--- START PASSAGE SHOWN ---
A Leading Commercial Litigation Attorney in Michigan

What Does Piercing the Corporate Veil Mean for My Company?

Published on: January 19, 2021


If you have an LLC or corporation, you are likely concerned about protecting yourself from liability.

After all, the purpose of these entities is to shield their owners from being personally liable for company debts.

Unfortunately, while your LLC or corporation can help you avoid personal liability in most circumstances, there are situations where creditors or claimants of your company are able to claim personal liability against its owners or managers.

One example is what is known as piercing the corporate veil of the company. There are other types of claims that creditors or claimants can attempt to assert to hold owners or managers personally liable for claims against the company.

But there are steps you can take to protect yourself and your business. A commercial litigation attorney at Miller Law can provide you with valuable advice about your options.
--- END PASSAGE SHOWN ---
--- START RECORDS SUPPLIED ---
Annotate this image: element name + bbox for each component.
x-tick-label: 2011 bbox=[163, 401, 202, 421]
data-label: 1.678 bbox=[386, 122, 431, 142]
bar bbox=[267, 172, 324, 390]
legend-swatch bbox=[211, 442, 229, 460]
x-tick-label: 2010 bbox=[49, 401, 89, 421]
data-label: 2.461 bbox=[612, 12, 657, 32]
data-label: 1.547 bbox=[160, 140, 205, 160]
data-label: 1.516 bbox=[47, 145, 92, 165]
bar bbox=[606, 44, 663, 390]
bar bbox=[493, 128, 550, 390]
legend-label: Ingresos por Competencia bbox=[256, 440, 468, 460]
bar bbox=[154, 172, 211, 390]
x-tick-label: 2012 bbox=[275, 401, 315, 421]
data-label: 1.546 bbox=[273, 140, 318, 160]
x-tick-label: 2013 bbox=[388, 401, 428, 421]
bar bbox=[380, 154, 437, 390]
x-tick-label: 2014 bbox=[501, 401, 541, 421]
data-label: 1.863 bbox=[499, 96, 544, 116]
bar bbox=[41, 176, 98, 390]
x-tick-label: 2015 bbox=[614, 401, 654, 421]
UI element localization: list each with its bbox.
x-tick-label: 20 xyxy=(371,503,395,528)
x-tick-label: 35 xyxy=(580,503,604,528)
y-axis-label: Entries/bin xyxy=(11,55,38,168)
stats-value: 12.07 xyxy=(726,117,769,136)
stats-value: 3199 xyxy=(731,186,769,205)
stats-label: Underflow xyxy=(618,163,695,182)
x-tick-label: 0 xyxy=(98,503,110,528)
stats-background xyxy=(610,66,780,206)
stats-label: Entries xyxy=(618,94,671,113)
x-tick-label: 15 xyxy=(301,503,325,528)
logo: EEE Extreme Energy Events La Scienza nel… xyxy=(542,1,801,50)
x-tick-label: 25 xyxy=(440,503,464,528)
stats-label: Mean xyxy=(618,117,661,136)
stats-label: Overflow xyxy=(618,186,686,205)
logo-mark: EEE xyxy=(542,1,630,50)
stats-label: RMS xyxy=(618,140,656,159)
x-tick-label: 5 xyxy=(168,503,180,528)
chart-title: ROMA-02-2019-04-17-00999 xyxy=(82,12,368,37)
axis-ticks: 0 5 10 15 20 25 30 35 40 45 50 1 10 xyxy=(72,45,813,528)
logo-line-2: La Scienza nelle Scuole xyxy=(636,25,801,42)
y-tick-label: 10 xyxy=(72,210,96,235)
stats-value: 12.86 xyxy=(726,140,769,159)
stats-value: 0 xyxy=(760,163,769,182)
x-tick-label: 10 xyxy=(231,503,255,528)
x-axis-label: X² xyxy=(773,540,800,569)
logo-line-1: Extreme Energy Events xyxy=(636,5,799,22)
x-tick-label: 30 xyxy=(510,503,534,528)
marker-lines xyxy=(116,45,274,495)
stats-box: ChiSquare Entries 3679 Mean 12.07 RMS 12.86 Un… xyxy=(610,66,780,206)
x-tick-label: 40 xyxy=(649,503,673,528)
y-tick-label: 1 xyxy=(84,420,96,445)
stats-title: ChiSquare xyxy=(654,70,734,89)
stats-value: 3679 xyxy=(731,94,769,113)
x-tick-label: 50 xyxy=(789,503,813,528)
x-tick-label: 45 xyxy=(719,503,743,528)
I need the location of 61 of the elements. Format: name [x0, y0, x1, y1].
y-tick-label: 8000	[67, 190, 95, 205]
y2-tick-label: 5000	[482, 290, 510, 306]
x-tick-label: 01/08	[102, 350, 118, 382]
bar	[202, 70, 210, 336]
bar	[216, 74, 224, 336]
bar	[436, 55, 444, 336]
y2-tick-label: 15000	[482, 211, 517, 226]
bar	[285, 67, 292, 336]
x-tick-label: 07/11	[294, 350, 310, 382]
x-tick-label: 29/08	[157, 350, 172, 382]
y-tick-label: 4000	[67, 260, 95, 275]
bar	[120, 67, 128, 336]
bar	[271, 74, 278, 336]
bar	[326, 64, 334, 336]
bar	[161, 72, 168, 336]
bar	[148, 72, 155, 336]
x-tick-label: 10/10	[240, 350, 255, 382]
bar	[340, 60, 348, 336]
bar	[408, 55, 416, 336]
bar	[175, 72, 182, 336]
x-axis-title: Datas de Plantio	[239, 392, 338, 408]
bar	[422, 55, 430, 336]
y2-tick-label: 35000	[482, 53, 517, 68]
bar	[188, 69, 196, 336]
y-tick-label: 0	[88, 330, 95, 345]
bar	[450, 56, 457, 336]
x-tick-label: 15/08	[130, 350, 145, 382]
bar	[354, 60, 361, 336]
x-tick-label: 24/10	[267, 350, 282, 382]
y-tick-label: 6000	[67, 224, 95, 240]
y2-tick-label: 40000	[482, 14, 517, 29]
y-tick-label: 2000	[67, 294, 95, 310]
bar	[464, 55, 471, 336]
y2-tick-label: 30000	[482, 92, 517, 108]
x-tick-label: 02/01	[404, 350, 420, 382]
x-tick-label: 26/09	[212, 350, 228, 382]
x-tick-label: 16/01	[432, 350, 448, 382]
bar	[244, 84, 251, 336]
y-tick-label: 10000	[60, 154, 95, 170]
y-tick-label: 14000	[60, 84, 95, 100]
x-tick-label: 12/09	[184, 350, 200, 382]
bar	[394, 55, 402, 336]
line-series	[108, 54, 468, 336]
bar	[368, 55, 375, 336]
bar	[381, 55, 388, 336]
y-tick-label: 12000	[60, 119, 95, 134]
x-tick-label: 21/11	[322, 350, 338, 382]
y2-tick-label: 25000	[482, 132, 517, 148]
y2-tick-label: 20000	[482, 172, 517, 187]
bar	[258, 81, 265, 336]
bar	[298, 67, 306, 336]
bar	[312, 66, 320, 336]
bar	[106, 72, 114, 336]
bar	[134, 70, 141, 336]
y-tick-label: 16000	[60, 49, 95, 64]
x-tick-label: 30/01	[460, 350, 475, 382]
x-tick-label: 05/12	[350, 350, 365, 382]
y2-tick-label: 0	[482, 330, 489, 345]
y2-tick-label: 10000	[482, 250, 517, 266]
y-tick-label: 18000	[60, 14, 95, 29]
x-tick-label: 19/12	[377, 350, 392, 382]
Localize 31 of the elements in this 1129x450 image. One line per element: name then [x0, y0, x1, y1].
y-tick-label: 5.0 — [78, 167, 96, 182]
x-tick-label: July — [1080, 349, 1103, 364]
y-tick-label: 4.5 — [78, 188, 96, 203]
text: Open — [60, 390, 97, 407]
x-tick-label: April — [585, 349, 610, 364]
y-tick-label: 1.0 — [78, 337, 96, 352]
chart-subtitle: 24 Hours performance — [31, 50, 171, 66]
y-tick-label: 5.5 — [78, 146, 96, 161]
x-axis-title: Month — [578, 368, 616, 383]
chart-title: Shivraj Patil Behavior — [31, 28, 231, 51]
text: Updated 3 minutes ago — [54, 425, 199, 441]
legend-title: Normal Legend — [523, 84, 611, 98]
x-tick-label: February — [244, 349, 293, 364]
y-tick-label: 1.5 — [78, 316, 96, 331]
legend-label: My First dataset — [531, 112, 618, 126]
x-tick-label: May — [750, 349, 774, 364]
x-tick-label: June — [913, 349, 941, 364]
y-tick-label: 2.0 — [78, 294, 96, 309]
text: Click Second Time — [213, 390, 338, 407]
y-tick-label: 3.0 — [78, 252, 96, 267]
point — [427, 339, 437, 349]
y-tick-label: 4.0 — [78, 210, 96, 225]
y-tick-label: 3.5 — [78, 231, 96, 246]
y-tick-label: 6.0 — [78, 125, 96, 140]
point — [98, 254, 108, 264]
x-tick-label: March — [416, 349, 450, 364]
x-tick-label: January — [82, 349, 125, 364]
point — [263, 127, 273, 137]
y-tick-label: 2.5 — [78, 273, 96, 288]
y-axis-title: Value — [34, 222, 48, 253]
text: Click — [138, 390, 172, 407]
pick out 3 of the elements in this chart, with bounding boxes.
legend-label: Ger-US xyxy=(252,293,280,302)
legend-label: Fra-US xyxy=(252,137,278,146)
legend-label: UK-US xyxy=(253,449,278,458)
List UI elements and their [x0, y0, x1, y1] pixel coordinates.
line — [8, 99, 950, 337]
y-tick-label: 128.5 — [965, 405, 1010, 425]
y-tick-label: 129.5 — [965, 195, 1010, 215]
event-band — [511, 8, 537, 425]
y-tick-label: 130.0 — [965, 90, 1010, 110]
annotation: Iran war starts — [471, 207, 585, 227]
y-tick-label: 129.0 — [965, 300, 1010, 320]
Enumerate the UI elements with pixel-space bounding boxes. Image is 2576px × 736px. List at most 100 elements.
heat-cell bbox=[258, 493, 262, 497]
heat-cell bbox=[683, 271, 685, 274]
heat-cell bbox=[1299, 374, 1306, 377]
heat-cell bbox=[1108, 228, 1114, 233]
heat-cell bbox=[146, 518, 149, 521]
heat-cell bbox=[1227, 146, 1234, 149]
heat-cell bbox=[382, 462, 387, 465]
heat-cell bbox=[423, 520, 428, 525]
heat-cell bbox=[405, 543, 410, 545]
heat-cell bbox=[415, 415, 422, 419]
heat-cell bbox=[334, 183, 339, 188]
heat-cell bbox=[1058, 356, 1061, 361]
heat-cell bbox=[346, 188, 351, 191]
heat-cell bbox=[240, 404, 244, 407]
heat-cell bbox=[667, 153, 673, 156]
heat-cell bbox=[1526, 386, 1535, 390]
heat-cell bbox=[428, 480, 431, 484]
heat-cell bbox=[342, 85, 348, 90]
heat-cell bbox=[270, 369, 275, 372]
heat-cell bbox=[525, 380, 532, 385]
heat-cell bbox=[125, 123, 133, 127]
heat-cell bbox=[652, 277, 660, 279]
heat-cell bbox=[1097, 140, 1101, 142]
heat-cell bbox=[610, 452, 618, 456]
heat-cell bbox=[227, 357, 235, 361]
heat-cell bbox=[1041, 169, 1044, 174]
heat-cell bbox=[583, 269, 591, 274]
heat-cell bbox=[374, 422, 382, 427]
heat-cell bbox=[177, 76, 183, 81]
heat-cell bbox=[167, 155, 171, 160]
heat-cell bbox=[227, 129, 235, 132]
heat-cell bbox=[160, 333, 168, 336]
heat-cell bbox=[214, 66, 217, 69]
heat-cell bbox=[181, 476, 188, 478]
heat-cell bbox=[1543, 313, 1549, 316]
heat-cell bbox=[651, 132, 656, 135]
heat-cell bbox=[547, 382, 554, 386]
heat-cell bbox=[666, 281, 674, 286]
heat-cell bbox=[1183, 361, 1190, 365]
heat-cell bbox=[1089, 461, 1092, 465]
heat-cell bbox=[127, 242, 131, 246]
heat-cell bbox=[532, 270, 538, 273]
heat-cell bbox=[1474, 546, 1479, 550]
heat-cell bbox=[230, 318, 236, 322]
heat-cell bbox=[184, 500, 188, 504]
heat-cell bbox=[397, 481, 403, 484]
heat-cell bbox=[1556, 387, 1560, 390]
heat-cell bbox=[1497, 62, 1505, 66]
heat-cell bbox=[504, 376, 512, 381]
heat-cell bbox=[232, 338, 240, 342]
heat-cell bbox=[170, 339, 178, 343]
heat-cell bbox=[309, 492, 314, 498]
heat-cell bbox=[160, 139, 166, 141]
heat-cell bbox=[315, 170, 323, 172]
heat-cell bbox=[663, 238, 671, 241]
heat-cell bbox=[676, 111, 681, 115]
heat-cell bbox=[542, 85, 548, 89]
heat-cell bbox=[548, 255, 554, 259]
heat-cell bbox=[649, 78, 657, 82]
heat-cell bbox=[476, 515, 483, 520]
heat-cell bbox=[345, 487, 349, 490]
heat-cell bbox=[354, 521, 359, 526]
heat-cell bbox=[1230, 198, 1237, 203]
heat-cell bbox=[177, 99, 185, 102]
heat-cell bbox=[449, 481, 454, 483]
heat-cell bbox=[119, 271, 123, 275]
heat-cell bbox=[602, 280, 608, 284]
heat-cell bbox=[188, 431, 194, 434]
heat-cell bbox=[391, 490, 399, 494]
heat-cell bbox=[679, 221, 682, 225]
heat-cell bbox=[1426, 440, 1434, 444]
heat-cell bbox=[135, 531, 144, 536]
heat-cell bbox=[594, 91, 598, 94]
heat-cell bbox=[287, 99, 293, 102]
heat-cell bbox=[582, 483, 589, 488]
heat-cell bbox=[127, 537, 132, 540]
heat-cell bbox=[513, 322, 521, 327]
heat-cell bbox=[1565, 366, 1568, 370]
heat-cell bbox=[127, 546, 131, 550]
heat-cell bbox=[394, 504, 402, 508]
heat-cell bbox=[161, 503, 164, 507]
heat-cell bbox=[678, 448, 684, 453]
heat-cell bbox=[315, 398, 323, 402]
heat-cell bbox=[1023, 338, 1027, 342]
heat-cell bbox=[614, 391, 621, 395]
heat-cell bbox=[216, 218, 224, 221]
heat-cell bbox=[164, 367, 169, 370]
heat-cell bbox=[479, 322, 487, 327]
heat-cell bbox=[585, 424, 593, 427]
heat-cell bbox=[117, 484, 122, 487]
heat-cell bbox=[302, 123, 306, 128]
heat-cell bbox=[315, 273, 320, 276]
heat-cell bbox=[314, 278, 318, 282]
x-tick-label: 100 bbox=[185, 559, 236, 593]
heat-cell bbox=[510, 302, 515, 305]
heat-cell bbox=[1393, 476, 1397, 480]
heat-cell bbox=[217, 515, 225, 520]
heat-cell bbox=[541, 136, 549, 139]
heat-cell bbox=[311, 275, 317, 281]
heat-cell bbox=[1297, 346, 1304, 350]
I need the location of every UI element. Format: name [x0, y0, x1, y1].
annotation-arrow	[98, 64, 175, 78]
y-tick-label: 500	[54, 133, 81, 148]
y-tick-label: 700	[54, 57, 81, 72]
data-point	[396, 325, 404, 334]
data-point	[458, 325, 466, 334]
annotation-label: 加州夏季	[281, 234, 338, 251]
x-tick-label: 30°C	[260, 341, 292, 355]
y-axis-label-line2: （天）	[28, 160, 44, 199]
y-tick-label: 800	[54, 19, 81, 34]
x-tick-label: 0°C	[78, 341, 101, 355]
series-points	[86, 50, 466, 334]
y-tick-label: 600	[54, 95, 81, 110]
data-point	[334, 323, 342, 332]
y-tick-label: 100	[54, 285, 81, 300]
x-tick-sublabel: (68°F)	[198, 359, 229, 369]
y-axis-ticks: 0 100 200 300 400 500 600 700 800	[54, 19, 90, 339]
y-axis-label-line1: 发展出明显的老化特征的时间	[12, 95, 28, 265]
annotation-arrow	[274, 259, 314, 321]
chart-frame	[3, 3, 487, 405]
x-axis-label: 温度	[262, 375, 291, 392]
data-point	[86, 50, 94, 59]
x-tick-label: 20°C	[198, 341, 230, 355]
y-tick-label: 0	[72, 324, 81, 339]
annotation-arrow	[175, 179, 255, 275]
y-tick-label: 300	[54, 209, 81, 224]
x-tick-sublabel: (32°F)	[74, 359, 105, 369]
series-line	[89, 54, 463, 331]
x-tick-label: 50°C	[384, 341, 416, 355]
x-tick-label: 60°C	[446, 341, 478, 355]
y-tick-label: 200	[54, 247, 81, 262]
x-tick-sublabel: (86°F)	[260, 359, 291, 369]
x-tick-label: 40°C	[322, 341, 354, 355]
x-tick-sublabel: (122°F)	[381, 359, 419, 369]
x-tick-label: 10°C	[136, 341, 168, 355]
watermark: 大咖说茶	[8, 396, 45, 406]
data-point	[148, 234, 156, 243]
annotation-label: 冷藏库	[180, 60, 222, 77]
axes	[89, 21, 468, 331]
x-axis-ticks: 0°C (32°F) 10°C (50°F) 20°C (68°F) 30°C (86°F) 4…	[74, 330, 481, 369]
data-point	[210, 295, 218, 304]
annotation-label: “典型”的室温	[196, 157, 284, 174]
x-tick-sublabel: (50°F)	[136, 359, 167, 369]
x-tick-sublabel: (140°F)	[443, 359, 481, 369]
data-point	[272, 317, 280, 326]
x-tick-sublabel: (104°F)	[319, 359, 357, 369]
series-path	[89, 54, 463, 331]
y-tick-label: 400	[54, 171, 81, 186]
--- END RECORDS SUPPLIED ---
# WHAT THIS EXERCISE ASKS:
1. Print the veil-piercing article's text from "Published on: January" to "owners or managers.".
2. In the entries, from the first line to the line with "x-tick-label: 2014 bbox=[501, 401, 541, 421]", switch "bar" to "column" and leave everything else unchanged. Give only those lines.

# THE RESULTS:
1.
Published on: January 19, 2021


If you have an LLC or corporation, you are likely concerned about protecting yourself from liability.

After all, the purpose of these entities is to shield their owners from being personally liable for company debts.

Unfortunately, while your LLC or corporation can help you avoid personal liability in most circumstances, there are situations where creditors or claimants of your company are able to claim personal liability against its owners or managers.

2.
Annotate this image: element name + bbox for each component.
x-tick-label: 2011 bbox=[163, 401, 202, 421]
data-label: 1.678 bbox=[386, 122, 431, 142]
column bbox=[267, 172, 324, 390]
legend-swatch bbox=[211, 442, 229, 460]
x-tick-label: 2010 bbox=[49, 401, 89, 421]
data-label: 2.461 bbox=[612, 12, 657, 32]
data-label: 1.547 bbox=[160, 140, 205, 160]
data-label: 1.516 bbox=[47, 145, 92, 165]
column bbox=[606, 44, 663, 390]
column bbox=[493, 128, 550, 390]
legend-label: Ingresos por Competencia bbox=[256, 440, 468, 460]
column bbox=[154, 172, 211, 390]
x-tick-label: 2012 bbox=[275, 401, 315, 421]
data-label: 1.546 bbox=[273, 140, 318, 160]
x-tick-label: 2013 bbox=[388, 401, 428, 421]
column bbox=[380, 154, 437, 390]
x-tick-label: 2014 bbox=[501, 401, 541, 421]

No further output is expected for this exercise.